Exercise objective — In the entries that follow, find the word "title" and report each line it is on.

Records for the task —
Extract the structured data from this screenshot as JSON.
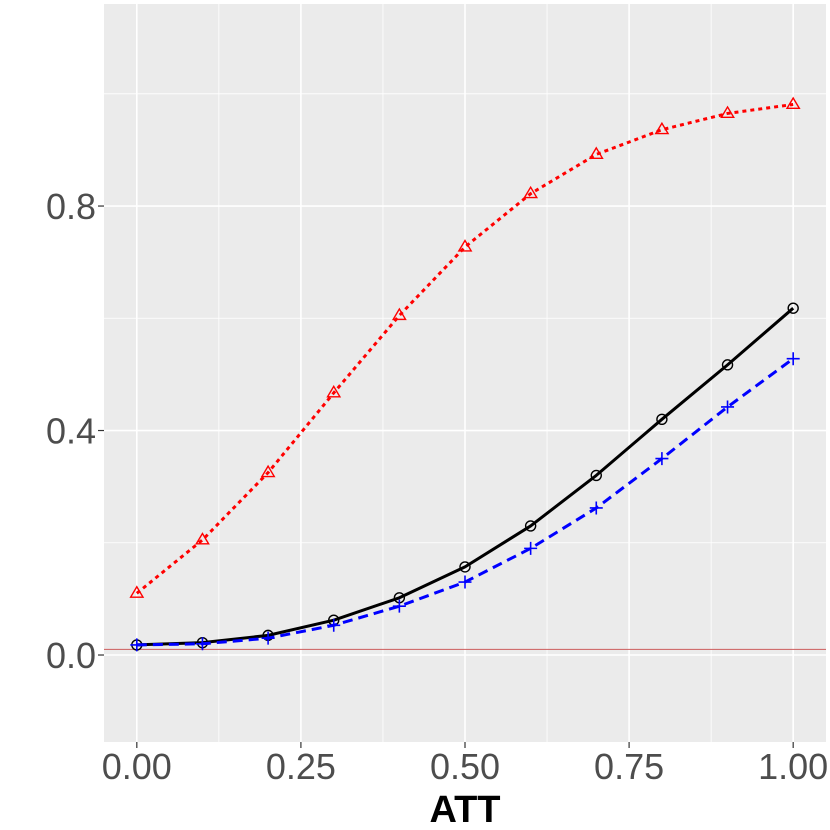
{
  "chart_data": {
    "type": "line",
    "xlabel": "ATT",
    "ylabel": "",
    "xlim": [
      -0.05,
      1.05
    ],
    "ylim": [
      -0.155,
      1.16
    ],
    "x_ticks": [
      0.0,
      0.25,
      0.5,
      0.75,
      1.0
    ],
    "x_tick_labels": [
      "0.00",
      "0.25",
      "0.50",
      "0.75",
      "1.00"
    ],
    "y_ticks": [
      0.0,
      0.4,
      0.8
    ],
    "y_tick_labels": [
      "0.0",
      "0.4",
      "0.8"
    ],
    "grid": true,
    "background_color": "#EBEBEB",
    "reference_line": {
      "y": 0.01,
      "color": "#CD5C5C"
    },
    "x": [
      0.0,
      0.1,
      0.2,
      0.3,
      0.4,
      0.5,
      0.6,
      0.7,
      0.8,
      0.9,
      1.0
    ],
    "series": [
      {
        "color": "#FF0000",
        "line_style": "dotted",
        "marker": "triangle",
        "values": [
          0.11,
          0.205,
          0.325,
          0.467,
          0.605,
          0.727,
          0.822,
          0.892,
          0.936,
          0.965,
          0.981
        ]
      },
      {
        "color": "#000000",
        "line_style": "solid",
        "marker": "circle",
        "values": [
          0.018,
          0.022,
          0.035,
          0.062,
          0.102,
          0.157,
          0.23,
          0.32,
          0.42,
          0.517,
          0.618
        ]
      },
      {
        "color": "#0000FF",
        "line_style": "dashed",
        "marker": "plus",
        "values": [
          0.018,
          0.02,
          0.03,
          0.053,
          0.087,
          0.13,
          0.19,
          0.262,
          0.35,
          0.442,
          0.528
        ]
      }
    ]
  }
}
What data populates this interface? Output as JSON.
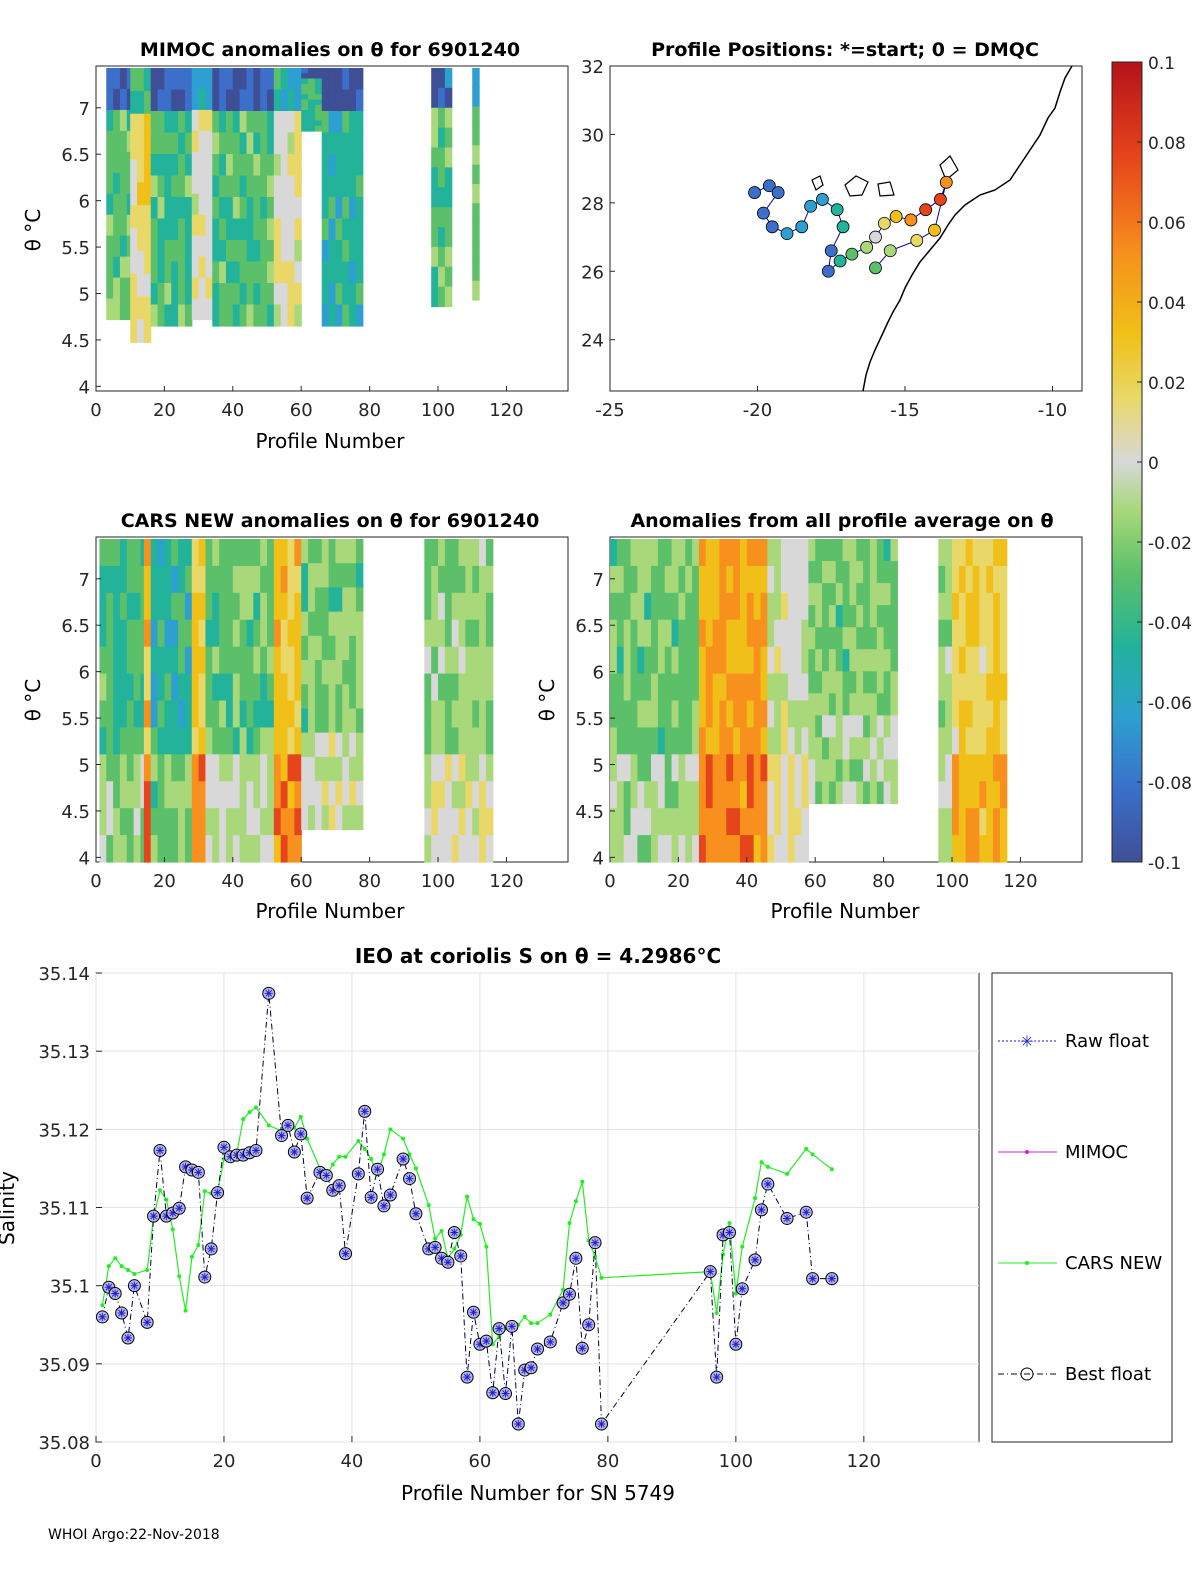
{
  "footer": "WHOI Argo:22-Nov-2018",
  "panels": {
    "mimoc": {
      "title": "MIMOC anomalies on θ  for 6901240",
      "xlabel": "Profile Number",
      "ylabel": "θ °C",
      "xticks": [
        "0",
        "20",
        "40",
        "60",
        "80",
        "100",
        "120"
      ],
      "yticks": [
        "4",
        "4.5",
        "5",
        "5.5",
        "6",
        "6.5",
        "7"
      ]
    },
    "positions": {
      "title": "Profile Positions: *=start; 0 = DMQC",
      "xticks": [
        "-25",
        "-20",
        "-15",
        "-10"
      ],
      "yticks": [
        "24",
        "26",
        "28",
        "30",
        "32"
      ]
    },
    "cars": {
      "title": "CARS NEW anomalies on θ for 6901240",
      "xlabel": "Profile Number",
      "ylabel": "θ °C",
      "xticks": [
        "0",
        "20",
        "40",
        "60",
        "80",
        "100",
        "120"
      ],
      "yticks": [
        "4",
        "4.5",
        "5",
        "5.5",
        "6",
        "6.5",
        "7"
      ]
    },
    "allavg": {
      "title": "Anomalies from all profile average on θ",
      "xlabel": "Profile Number",
      "ylabel": "θ °C",
      "xticks": [
        "0",
        "20",
        "40",
        "60",
        "80",
        "100",
        "120"
      ],
      "yticks": [
        "4",
        "4.5",
        "5",
        "5.5",
        "6",
        "6.5",
        "7"
      ]
    }
  },
  "colorbar": {
    "ticks": [
      "0.1",
      "0.08",
      "0.06",
      "0.04",
      "0.02",
      "0",
      "-0.02",
      "-0.04",
      "-0.06",
      "-0.08",
      "-0.1"
    ],
    "colors": [
      "#3e4f96",
      "#3b6fc9",
      "#2d9fd0",
      "#22b39a",
      "#5cc06a",
      "#a8d87a",
      "#d8d8d8",
      "#e9d868",
      "#f0c018",
      "#f7901c",
      "#e6451b",
      "#b5121b"
    ]
  },
  "chart_data": {
    "type": "line",
    "title": "IEO at coriolis S on θ = 4.2986°C",
    "xlabel": "Profile Number for SN 5749",
    "ylabel": "Salinity",
    "xlim": [
      0,
      138
    ],
    "ylim": [
      35.08,
      35.14
    ],
    "xticks": [
      "0",
      "20",
      "40",
      "60",
      "80",
      "100",
      "120"
    ],
    "yticks": [
      "35.08",
      "35.09",
      "35.1",
      "35.11",
      "35.12",
      "35.13",
      "35.14"
    ],
    "grid": true,
    "legend_position": "right",
    "legend": [
      "Raw float",
      "MIMOC",
      "CARS NEW",
      "Best float"
    ],
    "colors": {
      "raw": "#2222cc",
      "mimoc": "#d020d0",
      "cars": "#22ee22",
      "best": "#000033"
    },
    "series": [
      {
        "name": "Best float",
        "x": [
          1,
          2,
          3,
          4,
          5,
          6,
          8,
          9,
          10,
          11,
          12,
          13,
          14,
          15,
          16,
          17,
          18,
          19,
          20,
          21,
          22,
          23,
          24,
          25,
          27,
          29,
          30,
          31,
          32,
          33,
          35,
          36,
          37,
          38,
          39,
          41,
          42,
          43,
          44,
          45,
          46,
          48,
          49,
          50,
          52,
          53,
          54,
          55,
          56,
          57,
          58,
          59,
          60,
          61,
          62,
          63,
          64,
          65,
          66,
          67,
          68,
          69,
          71,
          73,
          74,
          75,
          76,
          77,
          78,
          79,
          96,
          97,
          98,
          99,
          100,
          101,
          103,
          104,
          105,
          108,
          111,
          112,
          115
        ],
        "y": [
          35.096,
          35.0998,
          35.099,
          35.0965,
          35.0933,
          35.1,
          35.0953,
          35.1089,
          35.1173,
          35.1089,
          35.1093,
          35.1099,
          35.1152,
          35.1148,
          35.1145,
          35.1011,
          35.1047,
          35.1119,
          35.1177,
          35.1165,
          35.1167,
          35.1167,
          35.117,
          35.1173,
          35.1374,
          35.1192,
          35.1205,
          35.1171,
          35.1194,
          35.1112,
          35.1145,
          35.1141,
          35.1122,
          35.1128,
          35.1041,
          35.1143,
          35.1223,
          35.1113,
          35.1149,
          35.1102,
          35.1116,
          35.1162,
          35.1137,
          35.1092,
          35.1047,
          35.1049,
          35.1035,
          35.103,
          35.1068,
          35.1038,
          35.0883,
          35.0966,
          35.0925,
          35.0929,
          35.0863,
          35.0945,
          35.0862,
          35.0948,
          35.0823,
          35.0892,
          35.0895,
          35.0919,
          35.0928,
          35.0978,
          35.0989,
          35.1035,
          35.092,
          35.095,
          35.1055,
          35.0823,
          35.1018,
          35.0883,
          35.1065,
          35.1068,
          35.0925,
          35.0996,
          35.1033,
          35.1097,
          35.113,
          35.1086,
          35.1094,
          35.1009,
          35.1009
        ]
      },
      {
        "name": "CARS NEW",
        "x": [
          1,
          2,
          3,
          4,
          5,
          6,
          8,
          9,
          10,
          11,
          12,
          13,
          14,
          15,
          16,
          17,
          18,
          19,
          20,
          21,
          22,
          23,
          24,
          25,
          27,
          29,
          30,
          31,
          32,
          33,
          35,
          36,
          37,
          38,
          39,
          41,
          42,
          43,
          44,
          45,
          46,
          48,
          49,
          50,
          52,
          53,
          54,
          55,
          56,
          57,
          58,
          59,
          60,
          61,
          62,
          63,
          64,
          65,
          66,
          67,
          68,
          69,
          71,
          73,
          74,
          75,
          76,
          77,
          78,
          79,
          96,
          97,
          98,
          99,
          100,
          101,
          103,
          104,
          105,
          108,
          111,
          112,
          115
        ],
        "y": [
          35.0975,
          35.1025,
          35.1035,
          35.1025,
          35.102,
          35.1015,
          35.102,
          35.1088,
          35.1122,
          35.111,
          35.1072,
          35.1012,
          35.0968,
          35.1037,
          35.1052,
          35.1121,
          35.1118,
          35.112,
          35.1162,
          35.1162,
          35.117,
          35.1213,
          35.1222,
          35.1228,
          35.1205,
          35.1198,
          35.1207,
          35.1202,
          35.1216,
          35.1188,
          35.115,
          35.114,
          35.1155,
          35.1165,
          35.1165,
          35.1185,
          35.1175,
          35.1162,
          35.1142,
          35.1168,
          35.12,
          35.1188,
          35.1168,
          35.115,
          35.1103,
          35.106,
          35.107,
          35.1035,
          35.1047,
          35.1065,
          35.1114,
          35.1085,
          35.1079,
          35.105,
          35.0925,
          35.0935,
          35.0945,
          35.0945,
          35.095,
          35.096,
          35.0952,
          35.0952,
          35.0963,
          35.0995,
          35.108,
          35.1108,
          35.1133,
          35.1058,
          35.1037,
          35.101,
          35.1018,
          35.0965,
          35.104,
          35.108,
          35.099,
          35.105,
          35.1112,
          35.1158,
          35.1152,
          35.1143,
          35.1175,
          35.1168,
          35.1149
        ]
      }
    ]
  }
}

Output below —
      "title": "MIMOC anomalies on θ  for 6901240",
      "title": "Profile Positions: *=start; 0 = DMQC",
      "title": "CARS NEW anomalies on θ for 6901240",
      "title": "Anomalies from all profile average on θ",
    "title": "IEO at coriolis S on θ = 4.2986°C",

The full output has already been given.